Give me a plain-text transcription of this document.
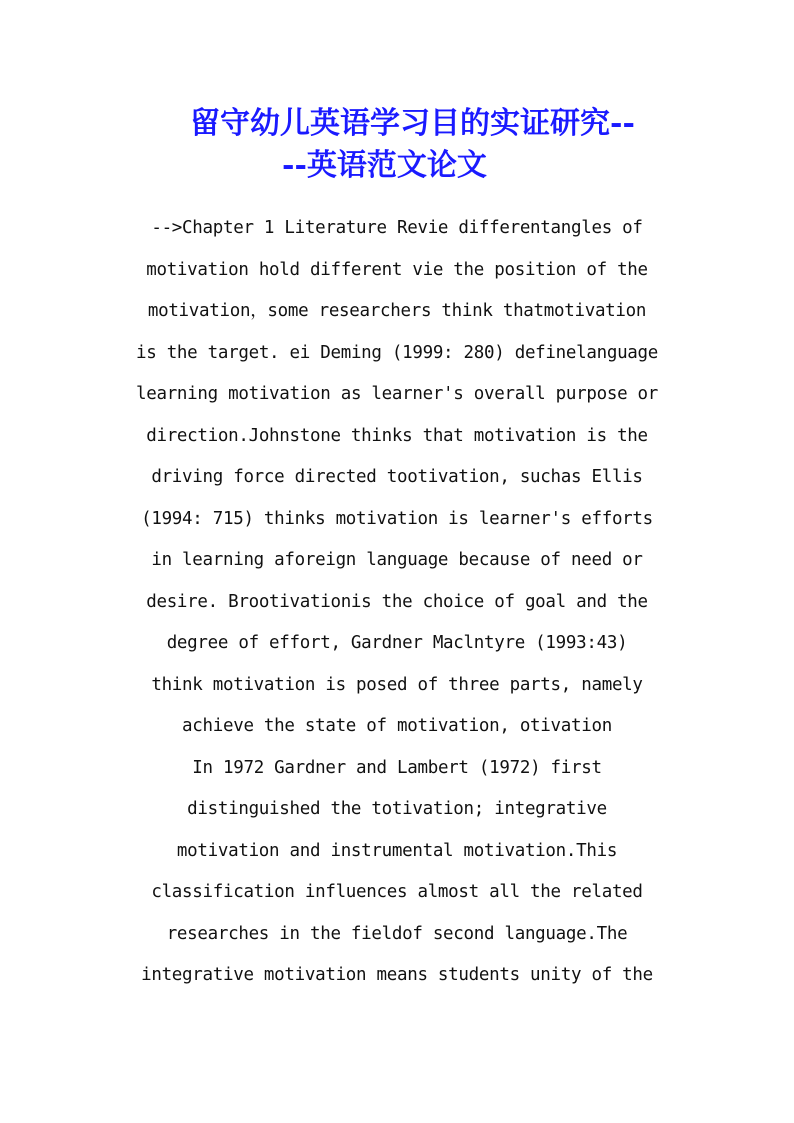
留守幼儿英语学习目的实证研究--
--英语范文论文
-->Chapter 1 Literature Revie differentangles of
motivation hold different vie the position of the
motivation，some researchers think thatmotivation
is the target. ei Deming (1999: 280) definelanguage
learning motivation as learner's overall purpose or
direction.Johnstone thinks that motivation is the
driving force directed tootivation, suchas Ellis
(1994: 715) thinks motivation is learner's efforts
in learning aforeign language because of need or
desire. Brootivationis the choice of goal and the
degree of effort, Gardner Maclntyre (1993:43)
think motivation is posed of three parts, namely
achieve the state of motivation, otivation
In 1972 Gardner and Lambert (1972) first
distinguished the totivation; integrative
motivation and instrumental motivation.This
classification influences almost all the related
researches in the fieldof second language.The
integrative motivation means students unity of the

## Objective
Count all lines of the data that include "thinks". The answer is the number alone.

## Solution to this task
2